» **Work instruction**
The entries that follow need to be reproduced exactly, minus any images.

» **Given entries**
★ ★ ★ ★ ★ ★ ★

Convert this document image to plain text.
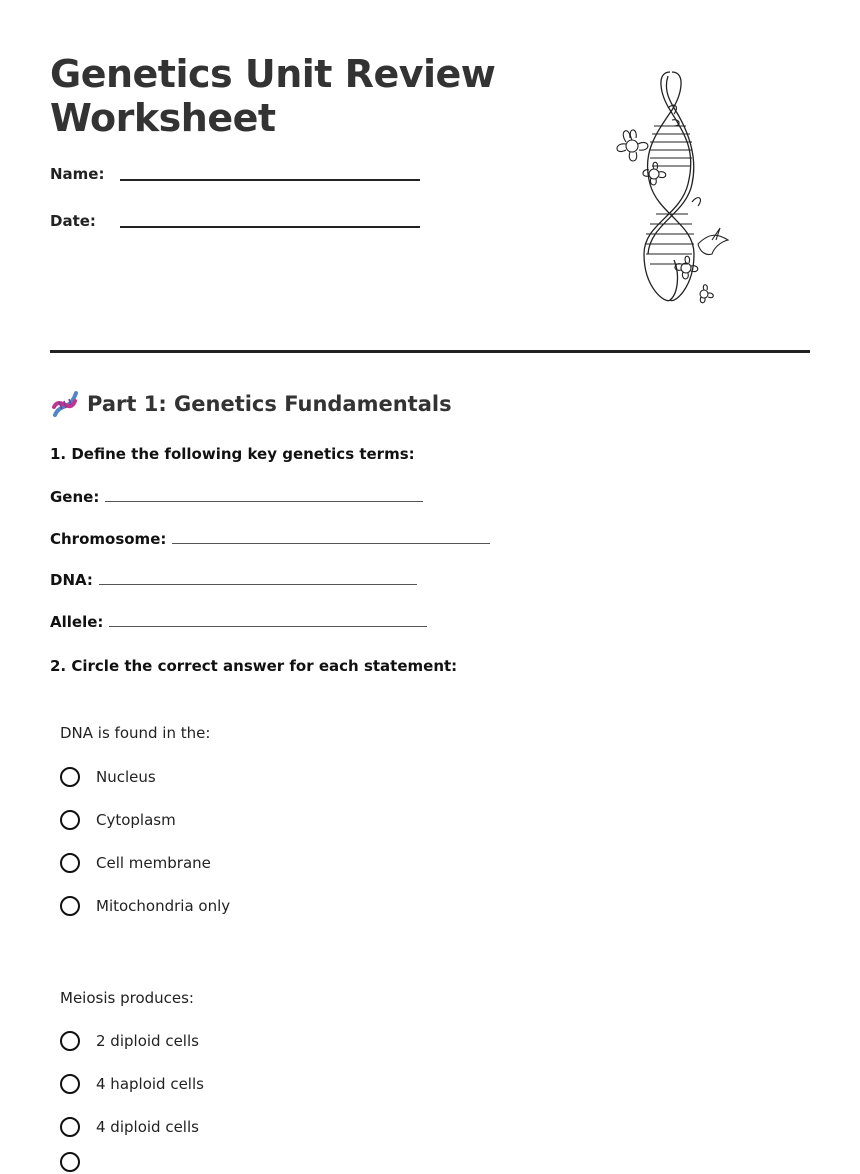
Genetics Unit Review Worksheet
Name:
Date:
Part 1: Genetics Fundamentals
1. Define the following key genetics terms:
Gene:
Chromosome:
DNA:
Allele:
2. Circle the correct answer for each statement:
DNA is found in the:
Nucleus
Cytoplasm
Cell membrane
Mitochondria only
Meiosis produces:
2 diploid cells
4 haploid cells
4 diploid cells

★ ★ ★ ★ ★ ★ ★

» **Solution to this task**
Convert this document image to plain text.
Genetics Unit Review Worksheet
Name:
Date:
Part 1: Genetics Fundamentals
1. Define the following key genetics terms:
Gene:
Chromosome:
DNA:
Allele:
2. Circle the correct answer for each statement:
DNA is found in the:
Nucleus
Cytoplasm
Cell membrane
Mitochondria only
Meiosis produces:
2 diploid cells
4 haploid cells
4 diploid cells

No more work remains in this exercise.